(Dataset excerpt)
···
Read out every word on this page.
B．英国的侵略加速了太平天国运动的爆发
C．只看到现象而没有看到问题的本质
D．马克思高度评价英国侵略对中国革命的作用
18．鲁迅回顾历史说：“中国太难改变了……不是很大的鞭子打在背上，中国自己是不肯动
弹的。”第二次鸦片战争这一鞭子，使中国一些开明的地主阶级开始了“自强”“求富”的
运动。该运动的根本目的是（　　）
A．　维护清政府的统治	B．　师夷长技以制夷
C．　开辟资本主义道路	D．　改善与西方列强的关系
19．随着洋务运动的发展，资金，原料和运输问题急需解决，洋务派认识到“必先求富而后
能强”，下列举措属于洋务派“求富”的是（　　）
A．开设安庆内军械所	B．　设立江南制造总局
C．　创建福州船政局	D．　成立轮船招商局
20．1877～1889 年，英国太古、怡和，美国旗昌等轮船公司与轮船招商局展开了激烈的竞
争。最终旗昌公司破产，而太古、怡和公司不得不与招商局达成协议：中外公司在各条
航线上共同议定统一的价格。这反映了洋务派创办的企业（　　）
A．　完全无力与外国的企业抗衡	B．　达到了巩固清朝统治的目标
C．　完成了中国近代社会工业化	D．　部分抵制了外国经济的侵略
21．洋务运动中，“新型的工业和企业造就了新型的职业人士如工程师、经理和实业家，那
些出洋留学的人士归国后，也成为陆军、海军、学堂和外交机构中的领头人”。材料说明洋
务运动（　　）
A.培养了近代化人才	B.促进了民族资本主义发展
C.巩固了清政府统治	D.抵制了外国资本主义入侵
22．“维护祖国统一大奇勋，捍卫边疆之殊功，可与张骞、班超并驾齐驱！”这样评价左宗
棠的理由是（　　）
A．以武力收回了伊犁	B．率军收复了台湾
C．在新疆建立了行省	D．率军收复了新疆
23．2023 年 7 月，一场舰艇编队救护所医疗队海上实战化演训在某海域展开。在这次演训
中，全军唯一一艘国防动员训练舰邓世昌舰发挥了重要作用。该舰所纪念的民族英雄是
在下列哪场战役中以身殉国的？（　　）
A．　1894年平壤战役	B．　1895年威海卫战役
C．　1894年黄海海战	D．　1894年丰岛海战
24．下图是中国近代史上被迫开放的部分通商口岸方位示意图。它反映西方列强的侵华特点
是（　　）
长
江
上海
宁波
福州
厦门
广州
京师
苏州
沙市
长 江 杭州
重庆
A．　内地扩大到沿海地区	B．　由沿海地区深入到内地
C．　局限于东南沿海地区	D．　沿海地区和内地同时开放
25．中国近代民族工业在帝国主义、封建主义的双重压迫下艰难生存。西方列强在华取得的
···
Please repeat all the records above exactly as they appear.

### ANSWER TO THIS TASK
Read out every word on this page.
B．英国的侵略加速了太平天国运动的爆发
C．只看到现象而没有看到问题的本质
D．马克思高度评价英国侵略对中国革命的作用
18．鲁迅回顾历史说：“中国太难改变了……不是很大的鞭子打在背上，中国自己是不肯动
弹的。”第二次鸦片战争这一鞭子，使中国一些开明的地主阶级开始了“自强”“求富”的
运动。该运动的根本目的是（　　）
A．　维护清政府的统治	B．　师夷长技以制夷
C．　开辟资本主义道路	D．　改善与西方列强的关系
19．随着洋务运动的发展，资金，原料和运输问题急需解决，洋务派认识到“必先求富而后
能强”，下列举措属于洋务派“求富”的是（　　）
A．开设安庆内军械所	B．　设立江南制造总局
C．　创建福州船政局	D．　成立轮船招商局
20．1877～1889 年，英国太古、怡和，美国旗昌等轮船公司与轮船招商局展开了激烈的竞
争。最终旗昌公司破产，而太古、怡和公司不得不与招商局达成协议：中外公司在各条
航线上共同议定统一的价格。这反映了洋务派创办的企业（　　）
A．　完全无力与外国的企业抗衡	B．　达到了巩固清朝统治的目标
C．　完成了中国近代社会工业化	D．　部分抵制了外国经济的侵略
21．洋务运动中，“新型的工业和企业造就了新型的职业人士如工程师、经理和实业家，那
些出洋留学的人士归国后，也成为陆军、海军、学堂和外交机构中的领头人”。材料说明洋
务运动（　　）
A.培养了近代化人才	B.促进了民族资本主义发展
C.巩固了清政府统治	D.抵制了外国资本主义入侵
22．“维护祖国统一大奇勋，捍卫边疆之殊功，可与张骞、班超并驾齐驱！”这样评价左宗
棠的理由是（　　）
A．以武力收回了伊犁	B．率军收复了台湾
C．在新疆建立了行省	D．率军收复了新疆
23．2023 年 7 月，一场舰艇编队救护所医疗队海上实战化演训在某海域展开。在这次演训
中，全军唯一一艘国防动员训练舰邓世昌舰发挥了重要作用。该舰所纪念的民族英雄是
在下列哪场战役中以身殉国的？（　　）
A．　1894年平壤战役	B．　1895年威海卫战役
C．　1894年黄海海战	D．　1894年丰岛海战
24．下图是中国近代史上被迫开放的部分通商口岸方位示意图。它反映西方列强的侵华特点
是（　　）
长
江
上海
宁波
福州
厦门
广州
京师
苏州
沙市
长 江 杭州
重庆
A．　内地扩大到沿海地区	B．　由沿海地区深入到内地
C．　局限于东南沿海地区	D．　沿海地区和内地同时开放
25．中国近代民族工业在帝国主义、封建主义的双重压迫下艰难生存。西方列强在华取得的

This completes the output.